■ Work to do
Output the material below in full, exactly as it is.

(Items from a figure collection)

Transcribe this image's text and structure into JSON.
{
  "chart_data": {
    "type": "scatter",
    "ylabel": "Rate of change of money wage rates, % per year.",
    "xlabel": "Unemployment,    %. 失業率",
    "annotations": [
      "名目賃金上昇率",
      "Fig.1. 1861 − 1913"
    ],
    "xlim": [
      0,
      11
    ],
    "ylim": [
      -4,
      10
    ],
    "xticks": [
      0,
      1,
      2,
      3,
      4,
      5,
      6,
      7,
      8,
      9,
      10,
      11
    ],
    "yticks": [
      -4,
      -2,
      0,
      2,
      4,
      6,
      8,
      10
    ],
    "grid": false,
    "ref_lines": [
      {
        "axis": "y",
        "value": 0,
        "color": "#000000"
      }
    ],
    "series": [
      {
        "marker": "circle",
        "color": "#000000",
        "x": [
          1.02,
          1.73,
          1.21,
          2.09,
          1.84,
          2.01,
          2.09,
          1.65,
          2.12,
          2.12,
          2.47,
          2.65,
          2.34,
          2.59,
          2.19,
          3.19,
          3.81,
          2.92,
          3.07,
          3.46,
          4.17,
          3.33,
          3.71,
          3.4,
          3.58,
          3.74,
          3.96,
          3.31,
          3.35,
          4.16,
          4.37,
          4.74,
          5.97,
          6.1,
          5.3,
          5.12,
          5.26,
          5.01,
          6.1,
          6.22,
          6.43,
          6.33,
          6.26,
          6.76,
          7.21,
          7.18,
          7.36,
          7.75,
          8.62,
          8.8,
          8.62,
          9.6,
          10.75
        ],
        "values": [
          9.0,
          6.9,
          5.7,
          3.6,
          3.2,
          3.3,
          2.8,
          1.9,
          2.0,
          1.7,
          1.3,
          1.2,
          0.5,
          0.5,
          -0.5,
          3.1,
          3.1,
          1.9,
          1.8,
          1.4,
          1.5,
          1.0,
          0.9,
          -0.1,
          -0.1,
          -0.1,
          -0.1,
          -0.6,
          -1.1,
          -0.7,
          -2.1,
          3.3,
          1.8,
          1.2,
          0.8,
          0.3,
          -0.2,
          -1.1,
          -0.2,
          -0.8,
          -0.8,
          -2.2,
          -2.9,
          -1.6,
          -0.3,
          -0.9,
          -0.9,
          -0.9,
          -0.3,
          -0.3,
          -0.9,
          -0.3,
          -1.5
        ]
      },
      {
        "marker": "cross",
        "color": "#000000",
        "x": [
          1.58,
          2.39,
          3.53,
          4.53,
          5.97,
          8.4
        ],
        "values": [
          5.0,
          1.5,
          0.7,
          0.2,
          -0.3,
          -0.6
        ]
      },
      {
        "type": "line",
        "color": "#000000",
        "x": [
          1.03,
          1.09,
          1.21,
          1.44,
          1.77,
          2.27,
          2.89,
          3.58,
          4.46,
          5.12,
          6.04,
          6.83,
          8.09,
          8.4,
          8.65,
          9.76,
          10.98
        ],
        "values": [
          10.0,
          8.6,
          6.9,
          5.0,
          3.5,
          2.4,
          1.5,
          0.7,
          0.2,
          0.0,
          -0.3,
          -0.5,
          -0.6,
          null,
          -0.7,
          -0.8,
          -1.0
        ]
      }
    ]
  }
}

■ Solution to the exercise
Transcribe this image's text and structure into JSON.
{
  "chart_data": {
    "type": "scatter",
    "ylabel": "Rate of change of money wage rates, % per year.",
    "xlabel": "Unemployment,    %. 失業率",
    "annotations": [
      "名目賃金上昇率",
      "Fig.1. 1861 − 1913"
    ],
    "xlim": [
      0,
      11
    ],
    "ylim": [
      -4,
      10
    ],
    "xticks": [
      0,
      1,
      2,
      3,
      4,
      5,
      6,
      7,
      8,
      9,
      10,
      11
    ],
    "yticks": [
      -4,
      -2,
      0,
      2,
      4,
      6,
      8,
      10
    ],
    "grid": false,
    "ref_lines": [
      {
        "axis": "y",
        "value": 0,
        "color": "#000000"
      }
    ],
    "series": [
      {
        "marker": "circle",
        "color": "#000000",
        "x": [
          1.02,
          1.73,
          1.21,
          2.09,
          1.84,
          2.01,
          2.09,
          1.65,
          2.12,
          2.12,
          2.47,
          2.65,
          2.34,
          2.59,
          2.19,
          3.19,
          3.81,
          2.92,
          3.07,
          3.46,
          4.17,
          3.33,
          3.71,
          3.4,
          3.58,
          3.74,
          3.96,
          3.31,
          3.35,
          4.16,
          4.37,
          4.74,
          5.97,
          6.1,
          5.3,
          5.12,
          5.26,
          5.01,
          6.1,
          6.22,
          6.43,
          6.33,
          6.26,
          6.76,
          7.21,
          7.18,
          7.36,
          7.75,
          8.62,
          8.8,
          8.62,
          9.6,
          10.75
        ],
        "values": [
          9.0,
          6.9,
          5.7,
          3.6,
          3.2,
          3.3,
          2.8,
          1.9,
          2.0,
          1.7,
          1.3,
          1.2,
          0.5,
          0.5,
          -0.5,
          3.1,
          3.1,
          1.9,
          1.8,
          1.4,
          1.5,
          1.0,
          0.9,
          -0.1,
          -0.1,
          -0.1,
          -0.1,
          -0.6,
          -1.1,
          -0.7,
          -2.1,
          3.3,
          1.8,
          1.2,
          0.8,
          0.3,
          -0.2,
          -1.1,
          -0.2,
          -0.8,
          -0.8,
          -2.2,
          -2.9,
          -1.6,
          -0.3,
          -0.9,
          -0.9,
          -0.9,
          -0.3,
          -0.3,
          -0.9,
          -0.3,
          -1.5
        ]
      },
      {
        "marker": "cross",
        "color": "#000000",
        "x": [
          1.58,
          2.39,
          3.53,
          4.53,
          5.97,
          8.4
        ],
        "values": [
          5.0,
          1.5,
          0.7,
          0.2,
          -0.3,
          -0.6
        ]
      },
      {
        "type": "line",
        "color": "#000000",
        "x": [
          1.03,
          1.09,
          1.21,
          1.44,
          1.77,
          2.27,
          2.89,
          3.58,
          4.46,
          5.12,
          6.04,
          6.83,
          8.09,
          8.4,
          8.65,
          9.76,
          10.98
        ],
        "values": [
          10.0,
          8.6,
          6.9,
          5.0,
          3.5,
          2.4,
          1.5,
          0.7,
          0.2,
          0.0,
          -0.3,
          -0.5,
          -0.6,
          null,
          -0.7,
          -0.8,
          -1.0
        ]
      }
    ]
  }
}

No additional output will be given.